- _Texto do documento_
----

- Relator(a)
- Ministra Daniela Teixeira
- Órgão julgador
- Quinta Turma
- Data do julgamento
- 16/10/2024
- Data de publicação
- 23/10/2024
STJ – Acórdão, Rel. Ministra Daniela Teixeira, Quinta Turma, j. 16/10/2024, p. 23/10/2024
DIREITO PENAL. AGRAVO REGIMENTAL EM HABEAS CORPUS. ESTUPRO DE VULNERÁVEL. ALEGAÇÃO DE ILICITUDE NA OBTENÇÃO DE PROVAS. INEXISTÊNCIA DE ILEGALIDADE. PROVA TESTEMUNHAL FIRME. DEPOIMENTO DA VÍTIMA CORROBORADO POR OUTRAS PROVAS. HABEAS CORPUS SUBSTITUTIVO DE RECURSO. INVIABILIDADE. MPOSSIBILIDADE DE REEXAME DO CONJUNTO FÁTICO-PROBATÓRIO. IRECURSO DESPROVIDO. I. Caso em exame 1. Agravo regimental interposto em habeas corpus impetrado contra acórdão que condenou o paciente a 10 anos e 8 meses de reclusão por estupro de vulnerável, com base em provas alegadamente ilícitas obtidas por conselheira tutelar. A defesa requer o desentranhamento das provas e novo julgamento. II. Questão em discussão 2. A questão em discussão consiste em saber se o habeas corpus pode ser utilizado como substitutivo de recurso próprio para questionar a legalidade das provas que fundamentaram a condenação. III. Razões de decidir 3. O habeas corpus não é a via adequada para substituir recurso próprio, exceto em casos de flagrante ilegalidade. 4. A análise do pedido demandaria reexame do acervo fático-probatório, o que é inviável na via estreita do habeas corpus. 5. Não se constatou flagrante ilegalidade que justificasse a concessão da ordem de ofício. IV. Agravo Regimental não provido. (AgRg no HC n. 876.046/SP, relatora Ministra Daniela Teixeira, Quinta Turma, julgado em 16/10/2024, DJe de 23/10/2024.)

----

- _Questões propostas_
1. Segundo o acórdão do STJ, a que pena foi condenado o paciente?
2. Traduza para o inglês esta frase do acórdão do STJ: "O habeas corpus não é a via adequada para substituir recurso próprio, exceto em casos de flagrante ilegalidade."

Entradas da coleção
----

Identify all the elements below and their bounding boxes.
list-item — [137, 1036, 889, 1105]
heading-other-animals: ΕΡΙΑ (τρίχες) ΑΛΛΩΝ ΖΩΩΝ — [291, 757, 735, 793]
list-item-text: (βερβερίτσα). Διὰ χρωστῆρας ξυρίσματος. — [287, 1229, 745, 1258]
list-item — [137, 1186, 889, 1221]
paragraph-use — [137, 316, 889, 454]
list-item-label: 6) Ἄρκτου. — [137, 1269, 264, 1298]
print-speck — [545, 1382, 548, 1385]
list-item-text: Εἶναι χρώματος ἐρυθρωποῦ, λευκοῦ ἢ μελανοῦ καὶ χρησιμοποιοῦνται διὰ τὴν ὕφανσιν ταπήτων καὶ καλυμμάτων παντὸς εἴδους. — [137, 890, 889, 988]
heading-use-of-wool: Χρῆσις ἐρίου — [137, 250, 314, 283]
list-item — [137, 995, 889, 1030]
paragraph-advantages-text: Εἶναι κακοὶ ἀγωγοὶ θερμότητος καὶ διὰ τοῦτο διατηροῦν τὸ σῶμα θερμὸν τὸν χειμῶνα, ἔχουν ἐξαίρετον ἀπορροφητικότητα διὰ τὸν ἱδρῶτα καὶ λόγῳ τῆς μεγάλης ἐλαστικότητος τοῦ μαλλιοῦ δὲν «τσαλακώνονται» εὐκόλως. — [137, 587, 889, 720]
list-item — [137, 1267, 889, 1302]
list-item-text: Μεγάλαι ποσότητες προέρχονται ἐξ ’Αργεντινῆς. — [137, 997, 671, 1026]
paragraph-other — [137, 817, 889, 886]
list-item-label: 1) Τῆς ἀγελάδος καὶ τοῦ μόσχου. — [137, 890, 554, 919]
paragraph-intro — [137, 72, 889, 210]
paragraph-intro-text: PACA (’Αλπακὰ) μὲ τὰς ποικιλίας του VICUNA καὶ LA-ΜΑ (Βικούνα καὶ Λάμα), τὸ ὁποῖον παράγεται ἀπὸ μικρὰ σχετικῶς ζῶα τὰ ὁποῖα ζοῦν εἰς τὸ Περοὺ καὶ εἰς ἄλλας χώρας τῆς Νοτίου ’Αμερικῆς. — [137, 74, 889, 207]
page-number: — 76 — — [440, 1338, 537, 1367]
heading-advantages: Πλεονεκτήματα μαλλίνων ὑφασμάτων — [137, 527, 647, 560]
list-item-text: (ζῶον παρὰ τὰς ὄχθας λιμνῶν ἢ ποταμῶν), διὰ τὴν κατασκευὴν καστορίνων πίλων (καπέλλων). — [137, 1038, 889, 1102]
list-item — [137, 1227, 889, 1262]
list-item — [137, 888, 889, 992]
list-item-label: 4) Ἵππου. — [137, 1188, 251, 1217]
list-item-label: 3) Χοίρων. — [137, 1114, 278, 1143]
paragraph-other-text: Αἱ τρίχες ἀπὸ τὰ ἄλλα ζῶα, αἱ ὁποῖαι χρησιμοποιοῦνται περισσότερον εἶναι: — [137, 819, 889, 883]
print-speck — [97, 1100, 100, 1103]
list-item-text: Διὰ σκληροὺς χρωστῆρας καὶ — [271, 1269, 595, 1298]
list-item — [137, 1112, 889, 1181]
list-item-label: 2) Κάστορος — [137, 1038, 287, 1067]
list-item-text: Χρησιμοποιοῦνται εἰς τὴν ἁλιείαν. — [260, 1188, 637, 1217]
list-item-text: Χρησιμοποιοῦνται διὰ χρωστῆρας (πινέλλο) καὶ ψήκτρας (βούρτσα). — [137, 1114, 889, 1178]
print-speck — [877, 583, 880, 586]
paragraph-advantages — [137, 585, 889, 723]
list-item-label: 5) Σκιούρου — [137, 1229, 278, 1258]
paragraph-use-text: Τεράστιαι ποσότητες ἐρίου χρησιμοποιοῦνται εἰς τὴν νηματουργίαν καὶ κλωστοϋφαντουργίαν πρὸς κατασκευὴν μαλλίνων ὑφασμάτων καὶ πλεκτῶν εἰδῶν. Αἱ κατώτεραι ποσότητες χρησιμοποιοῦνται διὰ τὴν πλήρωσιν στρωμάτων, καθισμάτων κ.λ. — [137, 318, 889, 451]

----

- _Gabarito_
1. A 10 anos e 8 meses de reclusão por estupro de vulnerável.

2. Habeas corpus is not the appropriate means to replace the proper appeal, except in cases of flagrant illegality.